--- START ---
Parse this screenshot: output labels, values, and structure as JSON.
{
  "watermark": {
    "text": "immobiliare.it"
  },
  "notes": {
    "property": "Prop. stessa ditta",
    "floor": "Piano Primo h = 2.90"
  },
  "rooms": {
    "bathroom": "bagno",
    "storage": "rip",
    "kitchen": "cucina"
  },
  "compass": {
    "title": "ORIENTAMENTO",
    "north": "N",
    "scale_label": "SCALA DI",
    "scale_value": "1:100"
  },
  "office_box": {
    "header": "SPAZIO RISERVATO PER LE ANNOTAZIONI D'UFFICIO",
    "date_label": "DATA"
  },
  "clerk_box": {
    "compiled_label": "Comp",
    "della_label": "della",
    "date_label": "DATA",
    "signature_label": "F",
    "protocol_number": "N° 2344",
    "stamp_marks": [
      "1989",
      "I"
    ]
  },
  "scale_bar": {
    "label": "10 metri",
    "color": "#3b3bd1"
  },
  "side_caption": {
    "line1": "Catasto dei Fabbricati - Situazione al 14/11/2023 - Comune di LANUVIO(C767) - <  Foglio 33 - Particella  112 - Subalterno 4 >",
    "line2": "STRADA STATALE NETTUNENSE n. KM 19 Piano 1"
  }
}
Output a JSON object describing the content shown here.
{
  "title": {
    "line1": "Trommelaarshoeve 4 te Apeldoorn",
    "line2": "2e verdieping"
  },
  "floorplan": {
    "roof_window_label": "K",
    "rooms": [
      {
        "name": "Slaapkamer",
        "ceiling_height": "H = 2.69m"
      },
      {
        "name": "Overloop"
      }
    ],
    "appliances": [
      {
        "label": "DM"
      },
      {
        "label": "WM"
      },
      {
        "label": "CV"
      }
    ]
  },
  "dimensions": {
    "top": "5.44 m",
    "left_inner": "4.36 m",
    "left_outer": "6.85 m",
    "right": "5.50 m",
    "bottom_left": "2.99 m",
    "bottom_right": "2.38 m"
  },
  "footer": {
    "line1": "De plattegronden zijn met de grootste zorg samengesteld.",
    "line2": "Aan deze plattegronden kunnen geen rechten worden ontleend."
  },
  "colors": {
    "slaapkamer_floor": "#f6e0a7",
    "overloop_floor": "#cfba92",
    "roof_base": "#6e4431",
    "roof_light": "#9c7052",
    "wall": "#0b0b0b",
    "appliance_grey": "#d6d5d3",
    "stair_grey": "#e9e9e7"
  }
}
--- END ---
### WHAT THE TASK ASKS
Restate the whole listing exactly.

### SOLUTION TO THE EXERCISE
Parse this screenshot: output labels, values, and structure as JSON.
{
  "watermark": {
    "text": "immobiliare.it"
  },
  "notes": {
    "property": "Prop. stessa ditta",
    "floor": "Piano Primo h = 2.90"
  },
  "rooms": {
    "bathroom": "bagno",
    "storage": "rip",
    "kitchen": "cucina"
  },
  "compass": {
    "title": "ORIENTAMENTO",
    "north": "N",
    "scale_label": "SCALA DI",
    "scale_value": "1:100"
  },
  "office_box": {
    "header": "SPAZIO RISERVATO PER LE ANNOTAZIONI D'UFFICIO",
    "date_label": "DATA"
  },
  "clerk_box": {
    "compiled_label": "Comp",
    "della_label": "della",
    "date_label": "DATA",
    "signature_label": "F",
    "protocol_number": "N° 2344",
    "stamp_marks": [
      "1989",
      "I"
    ]
  },
  "scale_bar": {
    "label": "10 metri",
    "color": "#3b3bd1"
  },
  "side_caption": {
    "line1": "Catasto dei Fabbricati - Situazione al 14/11/2023 - Comune di LANUVIO(C767) - <  Foglio 33 - Particella  112 - Subalterno 4 >",
    "line2": "STRADA STATALE NETTUNENSE n. KM 19 Piano 1"
  }
}
Output a JSON object describing the content shown here.
{
  "title": {
    "line1": "Trommelaarshoeve 4 te Apeldoorn",
    "line2": "2e verdieping"
  },
  "floorplan": {
    "roof_window_label": "K",
    "rooms": [
      {
        "name": "Slaapkamer",
        "ceiling_height": "H = 2.69m"
      },
      {
        "name": "Overloop"
      }
    ],
    "appliances": [
      {
        "label": "DM"
      },
      {
        "label": "WM"
      },
      {
        "label": "CV"
      }
    ]
  },
  "dimensions": {
    "top": "5.44 m",
    "left_inner": "4.36 m",
    "left_outer": "6.85 m",
    "right": "5.50 m",
    "bottom_left": "2.99 m",
    "bottom_right": "2.38 m"
  },
  "footer": {
    "line1": "De plattegronden zijn met de grootste zorg samengesteld.",
    "line2": "Aan deze plattegronden kunnen geen rechten worden ontleend."
  },
  "colors": {
    "slaapkamer_floor": "#f6e0a7",
    "overloop_floor": "#cfba92",
    "roof_base": "#6e4431",
    "roof_light": "#9c7052",
    "wall": "#0b0b0b",
    "appliance_grey": "#d6d5d3",
    "stair_grey": "#e9e9e7"
  }
}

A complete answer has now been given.